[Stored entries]
******************************
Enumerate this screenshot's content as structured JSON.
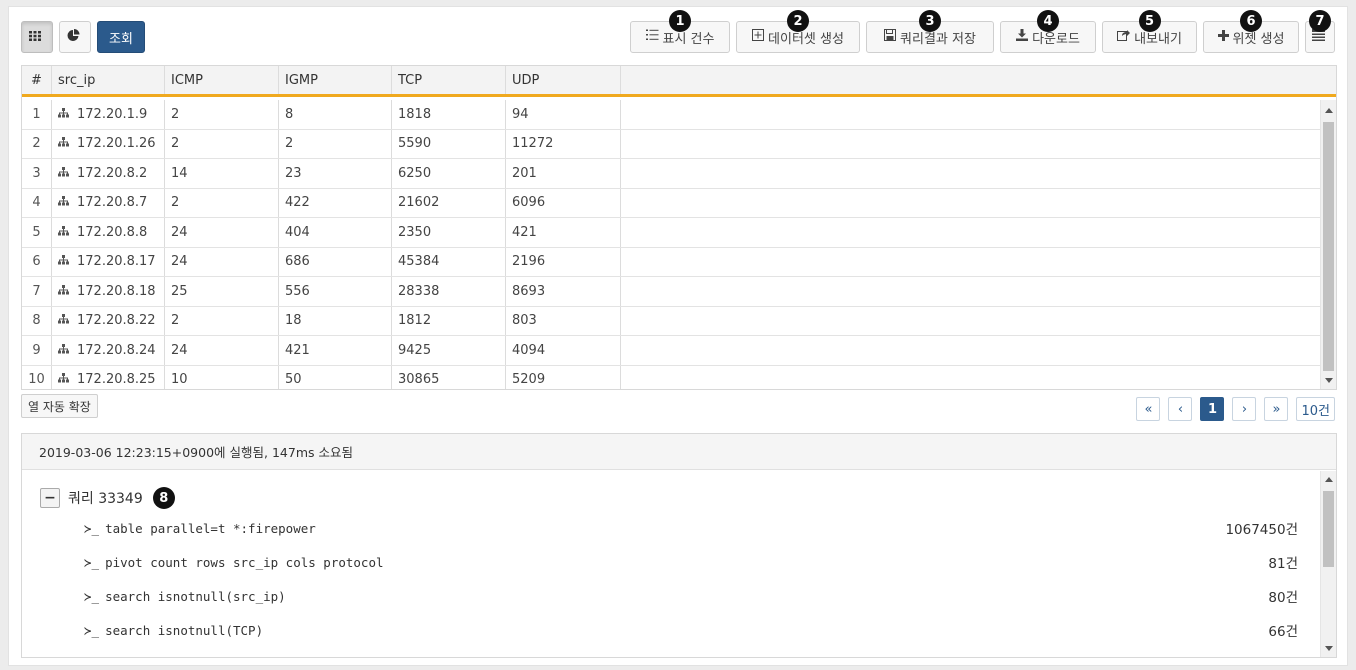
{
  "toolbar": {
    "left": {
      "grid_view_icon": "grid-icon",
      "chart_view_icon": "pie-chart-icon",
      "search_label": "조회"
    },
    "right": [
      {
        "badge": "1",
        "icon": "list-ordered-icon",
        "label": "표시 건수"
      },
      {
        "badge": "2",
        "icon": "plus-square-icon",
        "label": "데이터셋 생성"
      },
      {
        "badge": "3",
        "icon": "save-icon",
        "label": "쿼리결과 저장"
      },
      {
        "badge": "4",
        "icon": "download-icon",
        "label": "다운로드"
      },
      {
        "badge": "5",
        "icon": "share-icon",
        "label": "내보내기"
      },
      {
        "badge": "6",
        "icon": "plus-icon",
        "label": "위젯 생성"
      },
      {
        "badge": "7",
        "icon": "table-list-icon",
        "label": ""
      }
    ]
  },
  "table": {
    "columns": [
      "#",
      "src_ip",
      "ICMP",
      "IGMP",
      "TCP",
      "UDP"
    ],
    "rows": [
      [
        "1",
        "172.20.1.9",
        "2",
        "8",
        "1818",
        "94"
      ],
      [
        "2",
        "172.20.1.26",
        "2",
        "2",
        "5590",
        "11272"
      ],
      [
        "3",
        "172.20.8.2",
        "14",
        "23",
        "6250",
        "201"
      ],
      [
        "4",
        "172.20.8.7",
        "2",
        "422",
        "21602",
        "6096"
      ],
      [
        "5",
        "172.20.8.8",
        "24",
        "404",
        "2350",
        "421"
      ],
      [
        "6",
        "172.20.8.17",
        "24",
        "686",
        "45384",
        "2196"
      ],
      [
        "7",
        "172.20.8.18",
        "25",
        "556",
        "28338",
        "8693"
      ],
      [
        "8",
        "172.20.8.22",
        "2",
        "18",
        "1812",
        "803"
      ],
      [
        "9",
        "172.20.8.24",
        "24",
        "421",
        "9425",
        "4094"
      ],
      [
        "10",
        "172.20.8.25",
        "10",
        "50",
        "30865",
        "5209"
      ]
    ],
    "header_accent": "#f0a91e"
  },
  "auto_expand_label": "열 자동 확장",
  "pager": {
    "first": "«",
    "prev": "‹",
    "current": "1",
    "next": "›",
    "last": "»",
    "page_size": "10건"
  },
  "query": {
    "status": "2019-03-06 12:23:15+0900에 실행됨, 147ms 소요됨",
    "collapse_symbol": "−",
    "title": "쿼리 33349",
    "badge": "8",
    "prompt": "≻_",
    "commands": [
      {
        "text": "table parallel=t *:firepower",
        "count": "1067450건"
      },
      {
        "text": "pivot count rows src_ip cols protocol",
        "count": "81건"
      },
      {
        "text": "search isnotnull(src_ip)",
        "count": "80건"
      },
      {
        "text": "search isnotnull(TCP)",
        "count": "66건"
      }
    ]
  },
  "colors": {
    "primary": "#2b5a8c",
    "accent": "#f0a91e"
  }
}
******************************
▶ _EXERCISE GOAL_: Reproduce all of the material exactly, apart from the pictures.

▶ _TASK SOLUTION_:
Enumerate this screenshot's content as structured JSON.
{
  "toolbar": {
    "left": {
      "grid_view_icon": "grid-icon",
      "chart_view_icon": "pie-chart-icon",
      "search_label": "조회"
    },
    "right": [
      {
        "badge": "1",
        "icon": "list-ordered-icon",
        "label": "표시 건수"
      },
      {
        "badge": "2",
        "icon": "plus-square-icon",
        "label": "데이터셋 생성"
      },
      {
        "badge": "3",
        "icon": "save-icon",
        "label": "쿼리결과 저장"
      },
      {
        "badge": "4",
        "icon": "download-icon",
        "label": "다운로드"
      },
      {
        "badge": "5",
        "icon": "share-icon",
        "label": "내보내기"
      },
      {
        "badge": "6",
        "icon": "plus-icon",
        "label": "위젯 생성"
      },
      {
        "badge": "7",
        "icon": "table-list-icon",
        "label": ""
      }
    ]
  },
  "table": {
    "columns": [
      "#",
      "src_ip",
      "ICMP",
      "IGMP",
      "TCP",
      "UDP"
    ],
    "rows": [
      [
        "1",
        "172.20.1.9",
        "2",
        "8",
        "1818",
        "94"
      ],
      [
        "2",
        "172.20.1.26",
        "2",
        "2",
        "5590",
        "11272"
      ],
      [
        "3",
        "172.20.8.2",
        "14",
        "23",
        "6250",
        "201"
      ],
      [
        "4",
        "172.20.8.7",
        "2",
        "422",
        "21602",
        "6096"
      ],
      [
        "5",
        "172.20.8.8",
        "24",
        "404",
        "2350",
        "421"
      ],
      [
        "6",
        "172.20.8.17",
        "24",
        "686",
        "45384",
        "2196"
      ],
      [
        "7",
        "172.20.8.18",
        "25",
        "556",
        "28338",
        "8693"
      ],
      [
        "8",
        "172.20.8.22",
        "2",
        "18",
        "1812",
        "803"
      ],
      [
        "9",
        "172.20.8.24",
        "24",
        "421",
        "9425",
        "4094"
      ],
      [
        "10",
        "172.20.8.25",
        "10",
        "50",
        "30865",
        "5209"
      ]
    ],
    "header_accent": "#f0a91e"
  },
  "auto_expand_label": "열 자동 확장",
  "pager": {
    "first": "«",
    "prev": "‹",
    "current": "1",
    "next": "›",
    "last": "»",
    "page_size": "10건"
  },
  "query": {
    "status": "2019-03-06 12:23:15+0900에 실행됨, 147ms 소요됨",
    "collapse_symbol": "−",
    "title": "쿼리 33349",
    "badge": "8",
    "prompt": "≻_",
    "commands": [
      {
        "text": "table parallel=t *:firepower",
        "count": "1067450건"
      },
      {
        "text": "pivot count rows src_ip cols protocol",
        "count": "81건"
      },
      {
        "text": "search isnotnull(src_ip)",
        "count": "80건"
      },
      {
        "text": "search isnotnull(TCP)",
        "count": "66건"
      }
    ]
  },
  "colors": {
    "primary": "#2b5a8c",
    "accent": "#f0a91e"
  }
}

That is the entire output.